§ **Records for the exercise**:
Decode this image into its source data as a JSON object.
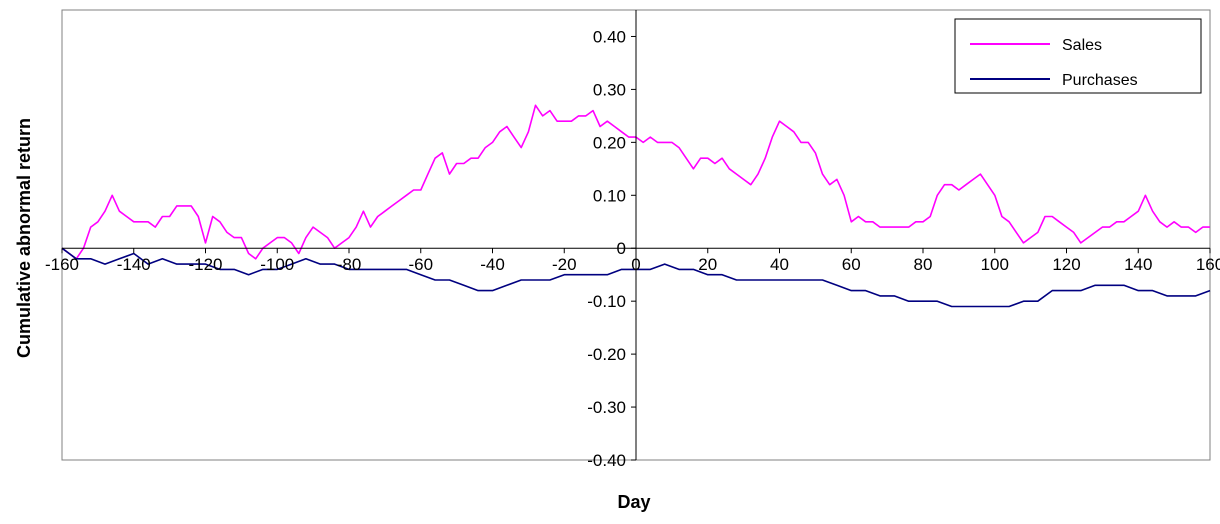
{
  "chart_data": {
    "type": "line",
    "title": "",
    "xlabel": "Day",
    "ylabel": "Cumulative abnormal return",
    "xlim": [
      -160,
      160
    ],
    "ylim": [
      -0.4,
      0.45
    ],
    "x_ticks": [
      -160,
      -140,
      -120,
      -100,
      -80,
      -60,
      -40,
      -20,
      0,
      20,
      40,
      60,
      80,
      100,
      120,
      140,
      160
    ],
    "x_tick_labels": [
      "-160",
      "-140",
      "-120",
      "-100",
      "-80",
      "-60",
      "-40",
      "-20",
      "0",
      "20",
      "40",
      "60",
      "80",
      "100",
      "120",
      "140",
      "160"
    ],
    "y_ticks": [
      -0.4,
      -0.3,
      -0.2,
      -0.1,
      0,
      0.1,
      0.2,
      0.3,
      0.4
    ],
    "y_tick_labels": [
      "-0.40",
      "-0.30",
      "-0.20",
      "-0.10",
      "0",
      "0.10",
      "0.20",
      "0.30",
      "0.40"
    ],
    "grid": false,
    "legend_position": "top-right",
    "series": [
      {
        "name": "Sales",
        "color": "#ff00ff",
        "x": [
          -160,
          -158,
          -156,
          -154,
          -152,
          -150,
          -148,
          -146,
          -144,
          -142,
          -140,
          -138,
          -136,
          -134,
          -132,
          -130,
          -128,
          -126,
          -124,
          -122,
          -120,
          -118,
          -116,
          -114,
          -112,
          -110,
          -108,
          -106,
          -104,
          -102,
          -100,
          -98,
          -96,
          -94,
          -92,
          -90,
          -88,
          -86,
          -84,
          -82,
          -80,
          -78,
          -76,
          -74,
          -72,
          -70,
          -68,
          -66,
          -64,
          -62,
          -60,
          -58,
          -56,
          -54,
          -52,
          -50,
          -48,
          -46,
          -44,
          -42,
          -40,
          -38,
          -36,
          -34,
          -32,
          -30,
          -28,
          -26,
          -24,
          -22,
          -20,
          -18,
          -16,
          -14,
          -12,
          -10,
          -8,
          -6,
          -4,
          -2,
          0,
          2,
          4,
          6,
          8,
          10,
          12,
          14,
          16,
          18,
          20,
          22,
          24,
          26,
          28,
          30,
          32,
          34,
          36,
          38,
          40,
          42,
          44,
          46,
          48,
          50,
          52,
          54,
          56,
          58,
          60,
          62,
          64,
          66,
          68,
          70,
          72,
          74,
          76,
          78,
          80,
          82,
          84,
          86,
          88,
          90,
          92,
          94,
          96,
          98,
          100,
          102,
          104,
          106,
          108,
          110,
          112,
          114,
          116,
          118,
          120,
          122,
          124,
          126,
          128,
          130,
          132,
          134,
          136,
          138,
          140,
          142,
          144,
          146,
          148,
          150,
          152,
          154,
          156,
          158,
          160
        ],
        "values": [
          0.0,
          -0.01,
          -0.02,
          0.0,
          0.04,
          0.05,
          0.07,
          0.1,
          0.07,
          0.06,
          0.05,
          0.05,
          0.05,
          0.04,
          0.06,
          0.06,
          0.08,
          0.08,
          0.08,
          0.06,
          0.01,
          0.06,
          0.05,
          0.03,
          0.02,
          0.02,
          -0.01,
          -0.02,
          0.0,
          0.01,
          0.02,
          0.02,
          0.01,
          -0.01,
          0.02,
          0.04,
          0.03,
          0.02,
          0.0,
          0.01,
          0.02,
          0.04,
          0.07,
          0.04,
          0.06,
          0.07,
          0.08,
          0.09,
          0.1,
          0.11,
          0.11,
          0.14,
          0.17,
          0.18,
          0.14,
          0.16,
          0.16,
          0.17,
          0.17,
          0.19,
          0.2,
          0.22,
          0.23,
          0.21,
          0.19,
          0.22,
          0.27,
          0.25,
          0.26,
          0.24,
          0.24,
          0.24,
          0.25,
          0.25,
          0.26,
          0.23,
          0.24,
          0.23,
          0.22,
          0.21,
          0.21,
          0.2,
          0.21,
          0.2,
          0.2,
          0.2,
          0.19,
          0.17,
          0.15,
          0.17,
          0.17,
          0.16,
          0.17,
          0.15,
          0.14,
          0.13,
          0.12,
          0.14,
          0.17,
          0.21,
          0.24,
          0.23,
          0.22,
          0.2,
          0.2,
          0.18,
          0.14,
          0.12,
          0.13,
          0.1,
          0.05,
          0.06,
          0.05,
          0.05,
          0.04,
          0.04,
          0.04,
          0.04,
          0.04,
          0.05,
          0.05,
          0.06,
          0.1,
          0.12,
          0.12,
          0.11,
          0.12,
          0.13,
          0.14,
          0.12,
          0.1,
          0.06,
          0.05,
          0.03,
          0.01,
          0.02,
          0.03,
          0.06,
          0.06,
          0.05,
          0.04,
          0.03,
          0.01,
          0.02,
          0.03,
          0.04,
          0.04,
          0.05,
          0.05,
          0.06,
          0.07,
          0.1,
          0.07,
          0.05,
          0.04,
          0.05,
          0.04,
          0.04,
          0.03,
          0.04,
          0.04
        ]
      },
      {
        "name": "Purchases",
        "color": "#000080",
        "x": [
          -160,
          -156,
          -152,
          -148,
          -144,
          -140,
          -136,
          -132,
          -128,
          -124,
          -120,
          -116,
          -112,
          -108,
          -104,
          -100,
          -96,
          -92,
          -88,
          -84,
          -80,
          -76,
          -72,
          -68,
          -64,
          -60,
          -56,
          -52,
          -48,
          -44,
          -40,
          -36,
          -32,
          -28,
          -24,
          -20,
          -16,
          -12,
          -8,
          -4,
          0,
          4,
          8,
          12,
          16,
          20,
          24,
          28,
          32,
          36,
          40,
          44,
          48,
          52,
          56,
          60,
          64,
          68,
          72,
          76,
          80,
          84,
          88,
          92,
          96,
          100,
          104,
          108,
          112,
          116,
          120,
          124,
          128,
          132,
          136,
          140,
          144,
          148,
          152,
          156,
          160
        ],
        "values": [
          0.0,
          -0.02,
          -0.02,
          -0.03,
          -0.02,
          -0.01,
          -0.03,
          -0.02,
          -0.03,
          -0.03,
          -0.03,
          -0.04,
          -0.04,
          -0.05,
          -0.04,
          -0.04,
          -0.03,
          -0.02,
          -0.03,
          -0.03,
          -0.04,
          -0.04,
          -0.04,
          -0.04,
          -0.04,
          -0.05,
          -0.06,
          -0.06,
          -0.07,
          -0.08,
          -0.08,
          -0.07,
          -0.06,
          -0.06,
          -0.06,
          -0.05,
          -0.05,
          -0.05,
          -0.05,
          -0.04,
          -0.04,
          -0.04,
          -0.03,
          -0.04,
          -0.04,
          -0.05,
          -0.05,
          -0.06,
          -0.06,
          -0.06,
          -0.06,
          -0.06,
          -0.06,
          -0.06,
          -0.07,
          -0.08,
          -0.08,
          -0.09,
          -0.09,
          -0.1,
          -0.1,
          -0.1,
          -0.11,
          -0.11,
          -0.11,
          -0.11,
          -0.11,
          -0.1,
          -0.1,
          -0.08,
          -0.08,
          -0.08,
          -0.07,
          -0.07,
          -0.07,
          -0.08,
          -0.08,
          -0.09,
          -0.09,
          -0.09,
          -0.08
        ]
      }
    ]
  }
}
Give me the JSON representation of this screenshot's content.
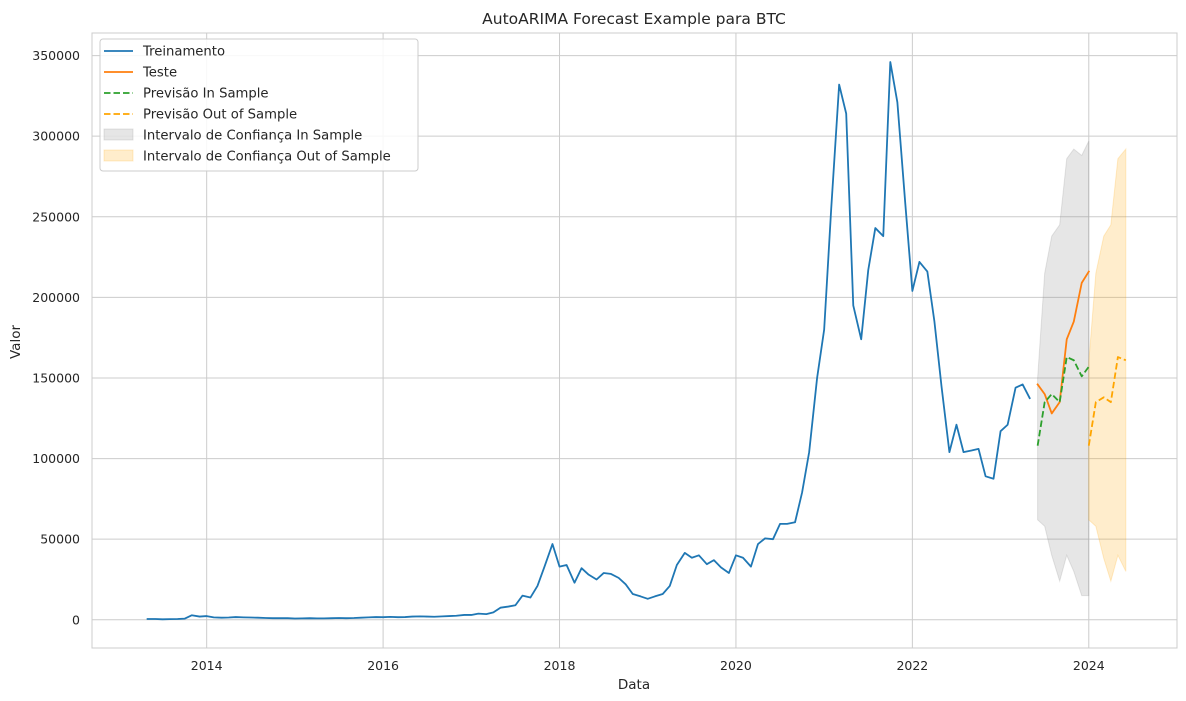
{
  "chart_data": {
    "type": "line",
    "title": "AutoARIMA Forecast Example para BTC",
    "xlabel": "Data",
    "ylabel": "Valor",
    "xlim": [
      2012.7,
      2025.0
    ],
    "ylim": [
      -17500,
      364000
    ],
    "grid": true,
    "legend_position": "top-left",
    "x_ticks": [
      2014,
      2016,
      2018,
      2020,
      2022,
      2024
    ],
    "x_tick_labels": [
      "2014",
      "2016",
      "2018",
      "2020",
      "2022",
      "2024"
    ],
    "y_ticks": [
      0,
      50000,
      100000,
      150000,
      200000,
      250000,
      300000,
      350000
    ],
    "y_tick_labels": [
      "0",
      "50000",
      "100000",
      "150000",
      "200000",
      "250000",
      "300000",
      "350000"
    ],
    "series": [
      {
        "name": "Treinamento",
        "kind": "line",
        "color": "#1f77b4",
        "dash": "solid",
        "points": [
          [
            2013.33,
            500
          ],
          [
            2013.42,
            500
          ],
          [
            2013.5,
            300
          ],
          [
            2013.58,
            400
          ],
          [
            2013.67,
            500
          ],
          [
            2013.75,
            700
          ],
          [
            2013.83,
            2800
          ],
          [
            2013.92,
            2000
          ],
          [
            2014.0,
            2300
          ],
          [
            2014.08,
            1500
          ],
          [
            2014.17,
            1300
          ],
          [
            2014.25,
            1400
          ],
          [
            2014.33,
            1700
          ],
          [
            2014.42,
            1500
          ],
          [
            2014.5,
            1400
          ],
          [
            2014.58,
            1300
          ],
          [
            2014.67,
            1100
          ],
          [
            2014.75,
            1000
          ],
          [
            2014.83,
            1000
          ],
          [
            2014.92,
            1000
          ],
          [
            2015.0,
            800
          ],
          [
            2015.08,
            900
          ],
          [
            2015.17,
            1000
          ],
          [
            2015.25,
            900
          ],
          [
            2015.33,
            900
          ],
          [
            2015.42,
            1000
          ],
          [
            2015.5,
            1100
          ],
          [
            2015.58,
            1000
          ],
          [
            2015.67,
            1100
          ],
          [
            2015.75,
            1300
          ],
          [
            2015.83,
            1500
          ],
          [
            2015.92,
            1700
          ],
          [
            2016.0,
            1600
          ],
          [
            2016.08,
            1800
          ],
          [
            2016.17,
            1600
          ],
          [
            2016.25,
            1700
          ],
          [
            2016.33,
            2000
          ],
          [
            2016.42,
            2100
          ],
          [
            2016.5,
            2000
          ],
          [
            2016.58,
            1900
          ],
          [
            2016.67,
            2100
          ],
          [
            2016.75,
            2300
          ],
          [
            2016.83,
            2500
          ],
          [
            2016.92,
            3000
          ],
          [
            2017.0,
            3000
          ],
          [
            2017.08,
            3800
          ],
          [
            2017.17,
            3500
          ],
          [
            2017.25,
            4600
          ],
          [
            2017.33,
            7500
          ],
          [
            2017.42,
            8200
          ],
          [
            2017.5,
            9000
          ],
          [
            2017.58,
            15000
          ],
          [
            2017.67,
            13800
          ],
          [
            2017.75,
            21000
          ],
          [
            2017.83,
            33000
          ],
          [
            2017.92,
            47000
          ],
          [
            2018.0,
            33000
          ],
          [
            2018.08,
            34000
          ],
          [
            2018.17,
            23000
          ],
          [
            2018.25,
            32000
          ],
          [
            2018.33,
            28000
          ],
          [
            2018.42,
            25000
          ],
          [
            2018.5,
            29000
          ],
          [
            2018.58,
            28500
          ],
          [
            2018.67,
            26000
          ],
          [
            2018.75,
            22000
          ],
          [
            2018.83,
            16000
          ],
          [
            2018.92,
            14500
          ],
          [
            2019.0,
            13000
          ],
          [
            2019.08,
            14500
          ],
          [
            2019.17,
            16000
          ],
          [
            2019.25,
            21000
          ],
          [
            2019.33,
            34000
          ],
          [
            2019.42,
            41500
          ],
          [
            2019.5,
            38500
          ],
          [
            2019.58,
            40000
          ],
          [
            2019.67,
            34500
          ],
          [
            2019.75,
            37000
          ],
          [
            2019.83,
            32500
          ],
          [
            2019.92,
            29000
          ],
          [
            2020.0,
            40000
          ],
          [
            2020.08,
            38500
          ],
          [
            2020.17,
            33000
          ],
          [
            2020.25,
            47000
          ],
          [
            2020.33,
            50500
          ],
          [
            2020.42,
            50000
          ],
          [
            2020.5,
            59500
          ],
          [
            2020.58,
            59500
          ],
          [
            2020.67,
            60500
          ],
          [
            2020.75,
            79000
          ],
          [
            2020.83,
            104000
          ],
          [
            2020.92,
            150000
          ],
          [
            2021.0,
            180000
          ],
          [
            2021.08,
            255000
          ],
          [
            2021.17,
            332000
          ],
          [
            2021.25,
            314000
          ],
          [
            2021.33,
            195000
          ],
          [
            2021.42,
            174000
          ],
          [
            2021.5,
            217000
          ],
          [
            2021.58,
            243000
          ],
          [
            2021.67,
            238000
          ],
          [
            2021.75,
            346000
          ],
          [
            2021.83,
            321000
          ],
          [
            2021.92,
            258000
          ],
          [
            2022.0,
            204000
          ],
          [
            2022.08,
            222000
          ],
          [
            2022.17,
            216000
          ],
          [
            2022.25,
            185000
          ],
          [
            2022.33,
            145000
          ],
          [
            2022.42,
            104000
          ],
          [
            2022.5,
            121000
          ],
          [
            2022.58,
            104000
          ],
          [
            2022.67,
            105000
          ],
          [
            2022.75,
            106000
          ],
          [
            2022.83,
            89000
          ],
          [
            2022.92,
            87500
          ],
          [
            2023.0,
            117000
          ],
          [
            2023.08,
            121000
          ],
          [
            2023.17,
            144000
          ],
          [
            2023.25,
            146000
          ],
          [
            2023.33,
            137500
          ]
        ]
      },
      {
        "name": "Teste",
        "kind": "line",
        "color": "#ff7f0e",
        "dash": "solid",
        "points": [
          [
            2023.42,
            146000
          ],
          [
            2023.5,
            140000
          ],
          [
            2023.58,
            128000
          ],
          [
            2023.67,
            135000
          ],
          [
            2023.75,
            174000
          ],
          [
            2023.83,
            185000
          ],
          [
            2023.92,
            209000
          ],
          [
            2024.0,
            216000
          ]
        ]
      },
      {
        "name": "Previsão In Sample",
        "kind": "line",
        "color": "#2ca02c",
        "dash": "dashed",
        "points": [
          [
            2023.42,
            108000
          ],
          [
            2023.5,
            135000
          ],
          [
            2023.58,
            140000
          ],
          [
            2023.67,
            135000
          ],
          [
            2023.75,
            163000
          ],
          [
            2023.83,
            161000
          ],
          [
            2023.92,
            151000
          ],
          [
            2024.0,
            157000
          ]
        ]
      },
      {
        "name": "Previsão Out of Sample",
        "kind": "line",
        "color": "#ffa500",
        "dash": "dashed",
        "points": [
          [
            2024.0,
            108000
          ],
          [
            2024.08,
            135000
          ],
          [
            2024.17,
            138000
          ],
          [
            2024.25,
            135000
          ],
          [
            2024.33,
            163000
          ],
          [
            2024.42,
            161000
          ]
        ]
      },
      {
        "name": "Intervalo de Confiança In Sample",
        "kind": "band",
        "color": "#808080",
        "opacity": 0.2,
        "x": [
          2023.42,
          2023.5,
          2023.58,
          2023.67,
          2023.75,
          2023.83,
          2023.92,
          2024.0
        ],
        "upper": [
          150000,
          215000,
          238000,
          245000,
          286000,
          292000,
          288000,
          297000
        ],
        "lower": [
          62000,
          58000,
          40000,
          24000,
          40000,
          30000,
          15000,
          15000
        ]
      },
      {
        "name": "Intervalo de Confiança Out of Sample",
        "kind": "band",
        "color": "#ffa500",
        "opacity": 0.2,
        "x": [
          2024.0,
          2024.08,
          2024.17,
          2024.25,
          2024.33,
          2024.42
        ],
        "upper": [
          160000,
          215000,
          238000,
          245000,
          286000,
          292000
        ],
        "lower": [
          62000,
          58000,
          38000,
          24000,
          40000,
          30000
        ]
      }
    ]
  }
}
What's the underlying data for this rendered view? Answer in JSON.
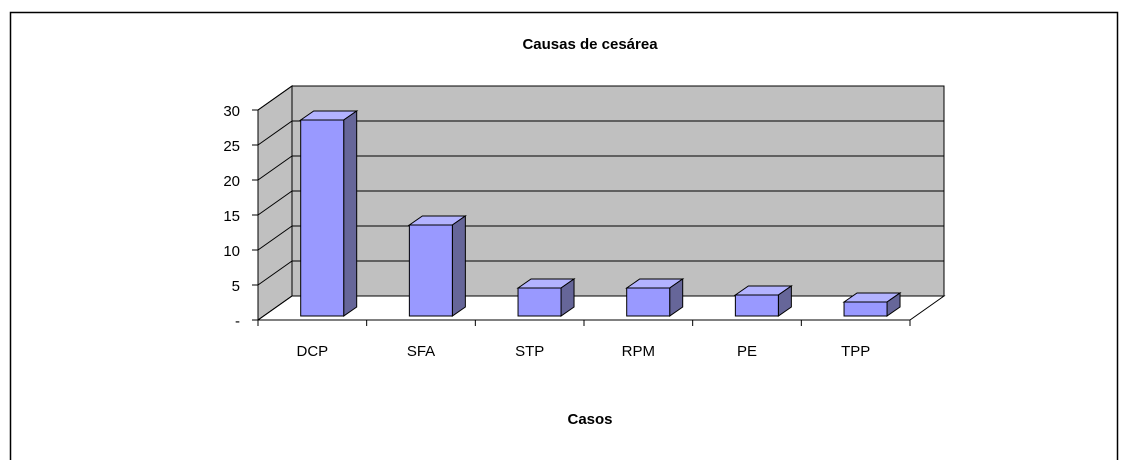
{
  "chart_data": {
    "type": "bar",
    "title": "Causas de cesárea",
    "x_label": "Casos",
    "categories": [
      "DCP",
      "SFA",
      "STP",
      "RPM",
      "PE",
      "TPP"
    ],
    "values": [
      28,
      13,
      4,
      4,
      3,
      2
    ],
    "color": "#9999ff",
    "ylim": [
      0,
      30
    ],
    "yticks": [
      {
        "value": 0,
        "label": "-"
      },
      5,
      10,
      15,
      20,
      25,
      30
    ],
    "grid": true
  }
}
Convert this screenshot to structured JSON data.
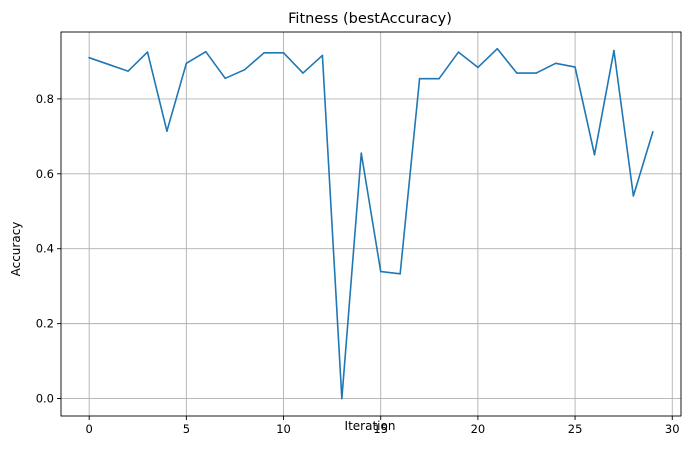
{
  "chart_data": {
    "type": "line",
    "title": "Fitness (bestAccuracy)",
    "xlabel": "Iteration",
    "ylabel": "Accuracy",
    "xlim": [
      -1.45,
      30.45
    ],
    "ylim": [
      -0.0466,
      0.9786
    ],
    "grid": true,
    "line_color": "#1f77b4",
    "grid_color": "#b0b0b0",
    "x_ticks": [
      {
        "value": 0,
        "label": "0"
      },
      {
        "value": 5,
        "label": "5"
      },
      {
        "value": 10,
        "label": "10"
      },
      {
        "value": 15,
        "label": "15"
      },
      {
        "value": 20,
        "label": "20"
      },
      {
        "value": 25,
        "label": "25"
      },
      {
        "value": 30,
        "label": "30"
      }
    ],
    "y_ticks": [
      {
        "value": 0.0,
        "label": "0.0"
      },
      {
        "value": 0.2,
        "label": "0.2"
      },
      {
        "value": 0.4,
        "label": "0.4"
      },
      {
        "value": 0.6,
        "label": "0.6"
      },
      {
        "value": 0.8,
        "label": "0.8"
      }
    ],
    "x": [
      0,
      1,
      2,
      3,
      4,
      5,
      6,
      7,
      8,
      9,
      10,
      11,
      12,
      13,
      14,
      15,
      16,
      17,
      18,
      19,
      20,
      21,
      22,
      23,
      24,
      25,
      26,
      27,
      28,
      29
    ],
    "y": [
      0.91,
      0.892,
      0.874,
      0.925,
      0.714,
      0.895,
      0.926,
      0.855,
      0.878,
      0.923,
      0.923,
      0.869,
      0.916,
      0.0,
      0.655,
      0.339,
      0.333,
      0.854,
      0.854,
      0.925,
      0.884,
      0.934,
      0.869,
      0.869,
      0.895,
      0.885,
      0.651,
      0.929,
      0.541,
      0.712
    ]
  }
}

§ **Instruction**: Count how many lines hold the string "title" and give that number alone.

§ **Response for this exercise**: 4